=== MATERIALS PROVIDED ===
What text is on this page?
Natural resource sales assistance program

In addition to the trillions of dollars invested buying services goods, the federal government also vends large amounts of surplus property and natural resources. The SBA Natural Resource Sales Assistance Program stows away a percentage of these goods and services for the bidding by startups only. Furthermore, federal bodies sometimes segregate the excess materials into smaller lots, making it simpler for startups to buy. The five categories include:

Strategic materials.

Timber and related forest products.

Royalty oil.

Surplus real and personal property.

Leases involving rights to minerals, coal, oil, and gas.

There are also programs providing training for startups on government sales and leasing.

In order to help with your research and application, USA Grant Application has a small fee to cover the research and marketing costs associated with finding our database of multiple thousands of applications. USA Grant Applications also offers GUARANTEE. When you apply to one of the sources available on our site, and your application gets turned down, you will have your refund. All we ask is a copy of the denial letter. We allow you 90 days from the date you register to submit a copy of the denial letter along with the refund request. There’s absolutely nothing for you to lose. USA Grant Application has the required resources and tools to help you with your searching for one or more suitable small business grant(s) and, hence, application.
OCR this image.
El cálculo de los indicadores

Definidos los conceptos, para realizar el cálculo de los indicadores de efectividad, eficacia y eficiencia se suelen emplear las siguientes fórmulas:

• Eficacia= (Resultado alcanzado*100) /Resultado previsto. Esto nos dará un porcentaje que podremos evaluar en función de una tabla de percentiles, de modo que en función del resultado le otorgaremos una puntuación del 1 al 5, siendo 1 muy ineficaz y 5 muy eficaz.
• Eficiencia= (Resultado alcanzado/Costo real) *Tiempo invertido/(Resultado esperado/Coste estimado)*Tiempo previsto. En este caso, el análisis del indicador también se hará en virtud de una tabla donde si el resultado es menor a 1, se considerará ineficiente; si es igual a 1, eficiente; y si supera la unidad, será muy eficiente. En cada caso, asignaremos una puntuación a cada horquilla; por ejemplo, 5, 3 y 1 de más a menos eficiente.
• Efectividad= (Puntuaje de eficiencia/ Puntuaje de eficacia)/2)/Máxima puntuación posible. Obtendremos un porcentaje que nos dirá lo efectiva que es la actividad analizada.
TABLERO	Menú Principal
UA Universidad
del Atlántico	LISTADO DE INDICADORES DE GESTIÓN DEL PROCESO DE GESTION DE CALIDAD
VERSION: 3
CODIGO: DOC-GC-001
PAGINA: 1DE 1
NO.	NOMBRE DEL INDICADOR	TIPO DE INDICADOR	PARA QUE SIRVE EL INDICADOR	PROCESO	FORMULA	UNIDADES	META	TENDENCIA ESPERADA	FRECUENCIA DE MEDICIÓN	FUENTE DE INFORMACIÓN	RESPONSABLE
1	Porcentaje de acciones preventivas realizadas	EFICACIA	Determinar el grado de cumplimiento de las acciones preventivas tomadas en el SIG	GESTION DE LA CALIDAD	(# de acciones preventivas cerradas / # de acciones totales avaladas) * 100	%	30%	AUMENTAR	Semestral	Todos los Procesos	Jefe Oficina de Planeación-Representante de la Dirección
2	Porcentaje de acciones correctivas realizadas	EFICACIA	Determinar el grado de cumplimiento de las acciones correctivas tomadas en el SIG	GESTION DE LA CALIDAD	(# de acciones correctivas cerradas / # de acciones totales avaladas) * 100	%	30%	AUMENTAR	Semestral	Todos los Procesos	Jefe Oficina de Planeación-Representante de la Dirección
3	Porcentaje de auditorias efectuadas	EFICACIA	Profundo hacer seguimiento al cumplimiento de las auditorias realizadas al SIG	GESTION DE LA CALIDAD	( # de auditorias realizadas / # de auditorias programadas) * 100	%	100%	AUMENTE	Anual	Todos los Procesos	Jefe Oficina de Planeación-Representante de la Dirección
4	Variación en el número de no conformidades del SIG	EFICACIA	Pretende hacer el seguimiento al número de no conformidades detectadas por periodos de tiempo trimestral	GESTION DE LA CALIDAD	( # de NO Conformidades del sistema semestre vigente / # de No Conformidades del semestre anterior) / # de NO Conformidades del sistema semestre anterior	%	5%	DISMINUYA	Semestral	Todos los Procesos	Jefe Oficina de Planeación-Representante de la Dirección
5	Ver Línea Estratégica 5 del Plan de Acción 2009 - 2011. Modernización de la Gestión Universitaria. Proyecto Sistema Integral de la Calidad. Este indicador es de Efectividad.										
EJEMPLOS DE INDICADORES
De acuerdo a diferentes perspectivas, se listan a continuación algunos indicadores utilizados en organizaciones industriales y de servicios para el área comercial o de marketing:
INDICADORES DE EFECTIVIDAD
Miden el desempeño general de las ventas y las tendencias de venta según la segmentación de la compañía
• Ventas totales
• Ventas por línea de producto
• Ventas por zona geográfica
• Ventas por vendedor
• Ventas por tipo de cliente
===
[CHALLENGE]
Copy out all of the lines above exactly.

[EXERCISE OUTPUT]
What text is on this page?
Natural resource sales assistance program

In addition to the trillions of dollars invested buying services goods, the federal government also vends large amounts of surplus property and natural resources. The SBA Natural Resource Sales Assistance Program stows away a percentage of these goods and services for the bidding by startups only. Furthermore, federal bodies sometimes segregate the excess materials into smaller lots, making it simpler for startups to buy. The five categories include:

Strategic materials.

Timber and related forest products.

Royalty oil.

Surplus real and personal property.

Leases involving rights to minerals, coal, oil, and gas.

There are also programs providing training for startups on government sales and leasing.

In order to help with your research and application, USA Grant Application has a small fee to cover the research and marketing costs associated with finding our database of multiple thousands of applications. USA Grant Applications also offers GUARANTEE. When you apply to one of the sources available on our site, and your application gets turned down, you will have your refund. All we ask is a copy of the denial letter. We allow you 90 days from the date you register to submit a copy of the denial letter along with the refund request. There’s absolutely nothing for you to lose. USA Grant Application has the required resources and tools to help you with your searching for one or more suitable small business grant(s) and, hence, application.
OCR this image.
El cálculo de los indicadores

Definidos los conceptos, para realizar el cálculo de los indicadores de efectividad, eficacia y eficiencia se suelen emplear las siguientes fórmulas:

• Eficacia= (Resultado alcanzado*100) /Resultado previsto. Esto nos dará un porcentaje que podremos evaluar en función de una tabla de percentiles, de modo que en función del resultado le otorgaremos una puntuación del 1 al 5, siendo 1 muy ineficaz y 5 muy eficaz.
• Eficiencia= (Resultado alcanzado/Costo real) *Tiempo invertido/(Resultado esperado/Coste estimado)*Tiempo previsto. En este caso, el análisis del indicador también se hará en virtud de una tabla donde si el resultado es menor a 1, se considerará ineficiente; si es igual a 1, eficiente; y si supera la unidad, será muy eficiente. En cada caso, asignaremos una puntuación a cada horquilla; por ejemplo, 5, 3 y 1 de más a menos eficiente.
• Efectividad= (Puntuaje de eficiencia/ Puntuaje de eficacia)/2)/Máxima puntuación posible. Obtendremos un porcentaje que nos dirá lo efectiva que es la actividad analizada.
TABLERO	Menú Principal
UA Universidad
del Atlántico	LISTADO DE INDICADORES DE GESTIÓN DEL PROCESO DE GESTION DE CALIDAD
VERSION: 3
CODIGO: DOC-GC-001
PAGINA: 1DE 1
NO.	NOMBRE DEL INDICADOR	TIPO DE INDICADOR	PARA QUE SIRVE EL INDICADOR	PROCESO	FORMULA	UNIDADES	META	TENDENCIA ESPERADA	FRECUENCIA DE MEDICIÓN	FUENTE DE INFORMACIÓN	RESPONSABLE
1	Porcentaje de acciones preventivas realizadas	EFICACIA	Determinar el grado de cumplimiento de las acciones preventivas tomadas en el SIG	GESTION DE LA CALIDAD	(# de acciones preventivas cerradas / # de acciones totales avaladas) * 100	%	30%	AUMENTAR	Semestral	Todos los Procesos	Jefe Oficina de Planeación-Representante de la Dirección
2	Porcentaje de acciones correctivas realizadas	EFICACIA	Determinar el grado de cumplimiento de las acciones correctivas tomadas en el SIG	GESTION DE LA CALIDAD	(# de acciones correctivas cerradas / # de acciones totales avaladas) * 100	%	30%	AUMENTAR	Semestral	Todos los Procesos	Jefe Oficina de Planeación-Representante de la Dirección
3	Porcentaje de auditorias efectuadas	EFICACIA	Profundo hacer seguimiento al cumplimiento de las auditorias realizadas al SIG	GESTION DE LA CALIDAD	( # de auditorias realizadas / # de auditorias programadas) * 100	%	100%	AUMENTE	Anual	Todos los Procesos	Jefe Oficina de Planeación-Representante de la Dirección
4	Variación en el número de no conformidades del SIG	EFICACIA	Pretende hacer el seguimiento al número de no conformidades detectadas por periodos de tiempo trimestral	GESTION DE LA CALIDAD	( # de NO Conformidades del sistema semestre vigente / # de No Conformidades del semestre anterior) / # de NO Conformidades del sistema semestre anterior	%	5%	DISMINUYA	Semestral	Todos los Procesos	Jefe Oficina de Planeación-Representante de la Dirección
5	Ver Línea Estratégica 5 del Plan de Acción 2009 - 2011. Modernización de la Gestión Universitaria. Proyecto Sistema Integral de la Calidad. Este indicador es de Efectividad.										
EJEMPLOS DE INDICADORES
De acuerdo a diferentes perspectivas, se listan a continuación algunos indicadores utilizados en organizaciones industriales y de servicios para el área comercial o de marketing:
INDICADORES DE EFECTIVIDAD
Miden el desempeño general de las ventas y las tendencias de venta según la segmentación de la compañía
• Ventas totales
• Ventas por línea de producto
• Ventas por zona geográfica
• Ventas por vendedor
• Ventas por tipo de cliente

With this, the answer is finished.